## WHAT THE TASK REQUIRES
Pull every "lokalen" line out of the data below.

— Begin MATERIAL TO PROCESS —

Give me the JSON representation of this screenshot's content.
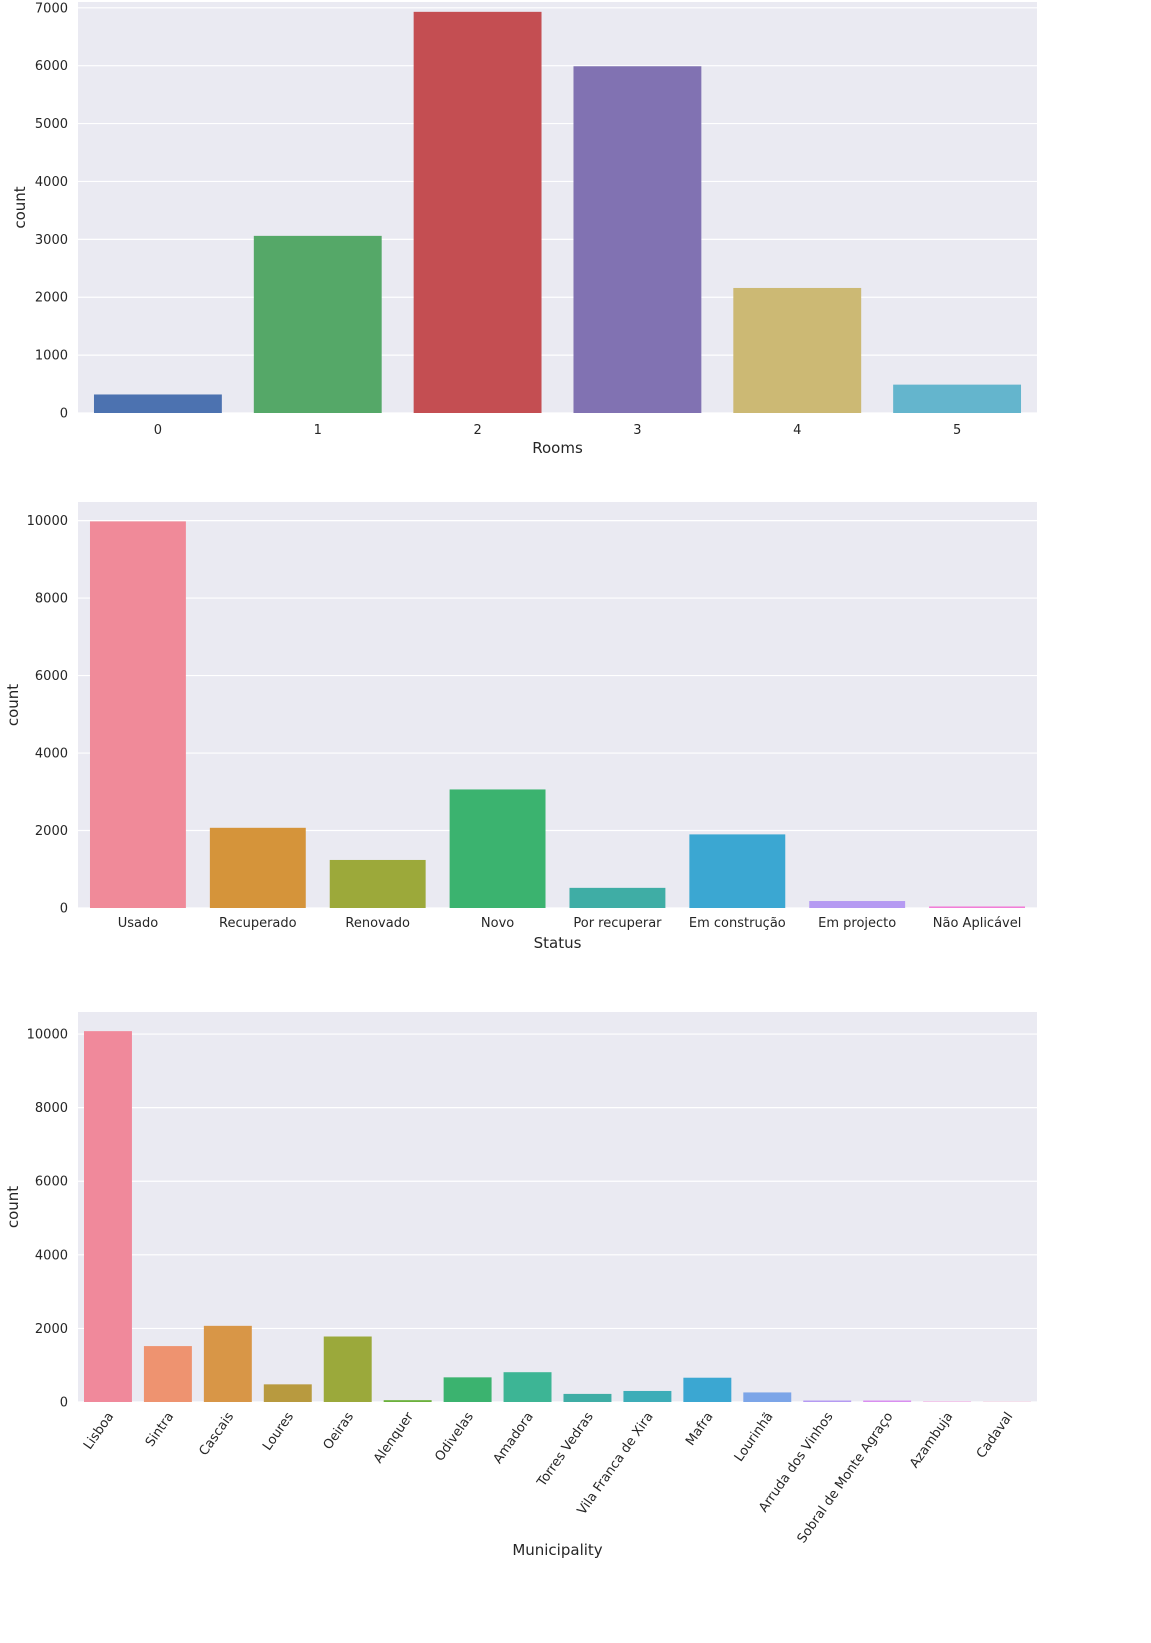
{
  "chart_data": [
    {
      "type": "bar",
      "xlabel": "Rooms",
      "ylabel": "count",
      "categories": [
        "0",
        "1",
        "2",
        "3",
        "4",
        "5"
      ],
      "values": [
        320,
        3060,
        6930,
        5990,
        2160,
        490
      ],
      "ylim": [
        0,
        7100
      ],
      "yticks": [
        0,
        1000,
        2000,
        3000,
        4000,
        5000,
        6000,
        7000
      ],
      "colors": [
        "#4c72b0",
        "#55a868",
        "#c44e52",
        "#8172b2",
        "#ccb974",
        "#64b5cd"
      ],
      "grid": true,
      "background": "#eaeaf2"
    },
    {
      "type": "bar",
      "xlabel": "Status",
      "ylabel": "count",
      "categories": [
        "Usado",
        "Recuperado",
        "Renovado",
        "Novo",
        "Por recuperar",
        "Em construção",
        "Em projecto",
        "Não Aplicável"
      ],
      "values": [
        9980,
        2070,
        1240,
        3060,
        520,
        1900,
        180,
        40
      ],
      "ylim": [
        0,
        10480
      ],
      "yticks": [
        0,
        2000,
        4000,
        6000,
        8000,
        10000
      ],
      "colors": [
        "#f08a99",
        "#d5943a",
        "#9ca93a",
        "#3bb36f",
        "#3fada5",
        "#3ba7d2",
        "#b59af2",
        "#f27ed7"
      ],
      "grid": true,
      "background": "#eaeaf2"
    },
    {
      "type": "bar",
      "xlabel": "Municipality",
      "ylabel": "count",
      "categories": [
        "Lisboa",
        "Sintra",
        "Cascais",
        "Loures",
        "Oeiras",
        "Alenquer",
        "Odivelas",
        "Amadora",
        "Torres Vedras",
        "Vila Franca de Xira",
        "Mafra",
        "Lourinhã",
        "Arruda dos Vinhos",
        "Sobral de Monte Agraço",
        "Azambuja",
        "Cadaval"
      ],
      "values": [
        10080,
        1520,
        2070,
        480,
        1780,
        50,
        670,
        810,
        220,
        300,
        660,
        260,
        40,
        40,
        10,
        5
      ],
      "ylim": [
        0,
        10600
      ],
      "yticks": [
        0,
        2000,
        4000,
        6000,
        8000,
        10000
      ],
      "colors": [
        "#f0899b",
        "#ee9370",
        "#d89647",
        "#b89a3f",
        "#9ba93b",
        "#6cb13c",
        "#3bb36f",
        "#3db595",
        "#3fada5",
        "#3dadb8",
        "#3ba7d2",
        "#7ca5e8",
        "#b59af2",
        "#d98ef0",
        "#f27ed7",
        "#f183b6"
      ],
      "grid": true,
      "background": "#eaeaf2"
    }
  ]
}
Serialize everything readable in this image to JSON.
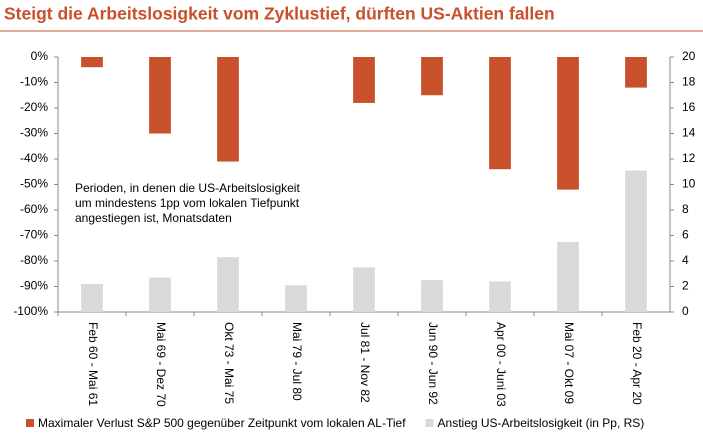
{
  "chart_data": {
    "type": "bar",
    "title": "Steigt die Arbeitslosigkeit vom Zyklustief, dürften US-Aktien fallen",
    "annotation": [
      "Perioden, in denen die US-Arbeitslosigkeit",
      "um mindestens 1pp vom lokalen Tiefpunkt",
      "angestiegen ist, Monatsdaten"
    ],
    "categories": [
      "Feb 60 - Mai 61",
      "Mai 69 - Dez 70",
      "Okt 73 - Mai 75",
      "Mai 79 - Jul 80",
      "Jul 81 - Nov 82",
      "Jun 90 - Jun 92",
      "Apr 00 - Juni 03",
      "Mai 07 - Okt 09",
      "Feb 20 - Apr 20"
    ],
    "series": [
      {
        "name": "Maximaler Verlust S&P 500 gegenüber Zeitpunkt vom lokalen AL-Tief",
        "color": "#c8502a",
        "axis": "y",
        "values": [
          -4,
          -30,
          -41,
          null,
          -18,
          -15,
          -44,
          -52,
          -12
        ]
      },
      {
        "name": "Anstieg US-Arbeitslosigkeit (in Pp, RS)",
        "color": "#d9d9d9",
        "axis": "y2",
        "values": [
          2.2,
          2.7,
          4.3,
          2.1,
          3.5,
          2.5,
          2.4,
          5.5,
          11.1
        ]
      }
    ],
    "ylim": [
      -100,
      0
    ],
    "yticks": [
      {
        "value": 0,
        "label": "0%"
      },
      {
        "value": -10,
        "label": "-10%"
      },
      {
        "value": -20,
        "label": "-20%"
      },
      {
        "value": -30,
        "label": "-30%"
      },
      {
        "value": -40,
        "label": "-40%"
      },
      {
        "value": -50,
        "label": "-50%"
      },
      {
        "value": -60,
        "label": "-60%"
      },
      {
        "value": -70,
        "label": "-70%"
      },
      {
        "value": -80,
        "label": "-80%"
      },
      {
        "value": -90,
        "label": "-90%"
      },
      {
        "value": -100,
        "label": "-100%"
      }
    ],
    "y2lim": [
      0,
      20
    ],
    "y2ticks": [
      0,
      2,
      4,
      6,
      8,
      10,
      12,
      14,
      16,
      18,
      20
    ],
    "grid": false
  }
}
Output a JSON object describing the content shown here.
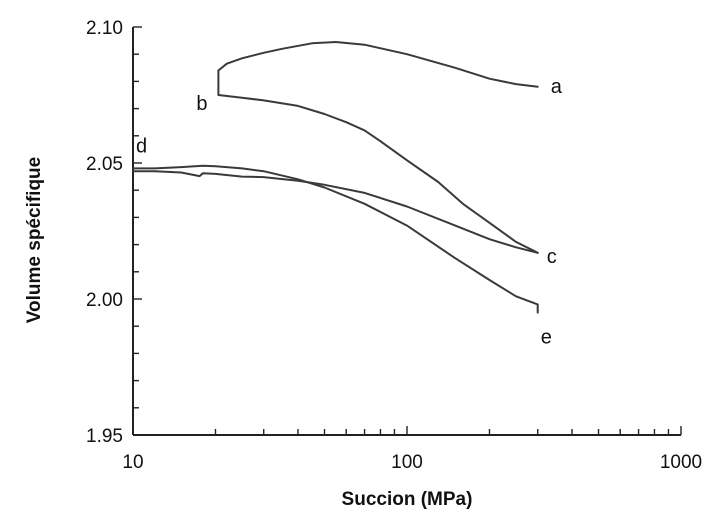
{
  "chart_data": {
    "type": "line",
    "xlabel": "Succion (MPa)",
    "ylabel": "Volume spécifique",
    "xscale": "log",
    "xlim": [
      10,
      1000
    ],
    "ylim": [
      1.95,
      2.1
    ],
    "x_ticks": [
      "10",
      "100",
      "1000"
    ],
    "y_ticks": [
      "1.95",
      "2.00",
      "2.05",
      "2.10"
    ],
    "series": [
      {
        "x": [
          300,
          250,
          200,
          150,
          100,
          70,
          55,
          45,
          35,
          30,
          25,
          22,
          20.5
        ],
        "y": [
          2.078,
          2.079,
          2.081,
          2.085,
          2.09,
          2.0935,
          2.0945,
          2.094,
          2.092,
          2.0905,
          2.0885,
          2.0865,
          2.084
        ]
      },
      {
        "x": [
          20.5,
          20.5,
          25,
          30,
          40,
          50,
          60,
          70,
          80,
          100,
          130,
          160,
          200,
          250,
          300
        ],
        "y": [
          2.084,
          2.075,
          2.074,
          2.073,
          2.071,
          2.068,
          2.065,
          2.062,
          2.058,
          2.051,
          2.043,
          2.035,
          2.028,
          2.021,
          2.017
        ]
      },
      {
        "x": [
          300,
          250,
          200,
          150,
          100,
          70,
          50,
          40,
          30,
          25,
          20,
          18,
          17.5,
          15,
          12,
          10
        ],
        "y": [
          2.017,
          2.019,
          2.022,
          2.027,
          2.034,
          2.039,
          2.042,
          2.0435,
          2.0448,
          2.045,
          2.046,
          2.0462,
          2.0452,
          2.0465,
          2.047,
          2.047
        ]
      },
      {
        "x": [
          10,
          12,
          15,
          18,
          20,
          25,
          30,
          40,
          50,
          70,
          100,
          150,
          200,
          250,
          300,
          300
        ],
        "y": [
          2.048,
          2.048,
          2.0485,
          2.049,
          2.0488,
          2.048,
          2.047,
          2.044,
          2.041,
          2.035,
          2.027,
          2.015,
          2.007,
          2.001,
          1.998,
          1.995
        ]
      }
    ],
    "annotations": [
      {
        "text": "a",
        "x": 300,
        "y": 2.078
      },
      {
        "text": "b",
        "x": 20.5,
        "y": 2.075
      },
      {
        "text": "c",
        "x": 300,
        "y": 2.017
      },
      {
        "text": "d",
        "x": 10,
        "y": 2.048
      },
      {
        "text": "e",
        "x": 300,
        "y": 1.995
      }
    ]
  }
}
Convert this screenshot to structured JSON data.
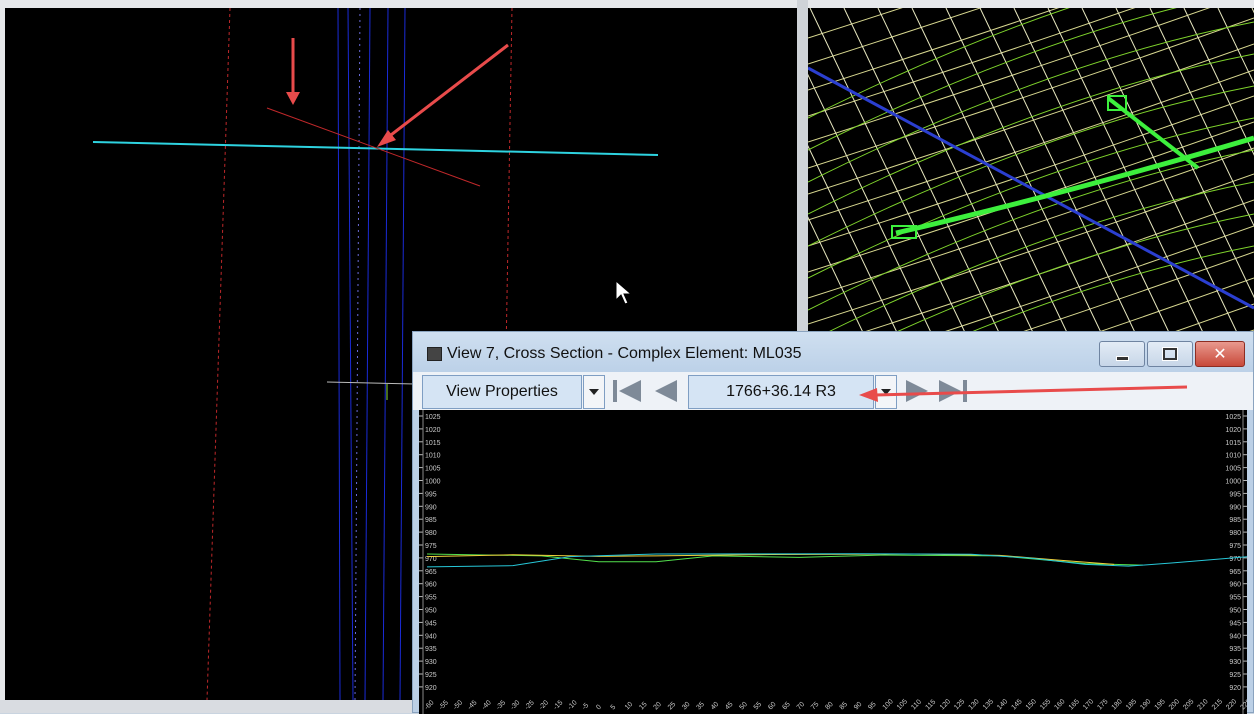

— End MATERIAL TO PROCESS —

## REPLY TO THE TASK
      "um mindestens 1pp vom lokalen Tiefpunkt",
        "name": "Maximaler Verlust S&P 500 gegenüber Zeitpunkt vom lokalen AL-Tief",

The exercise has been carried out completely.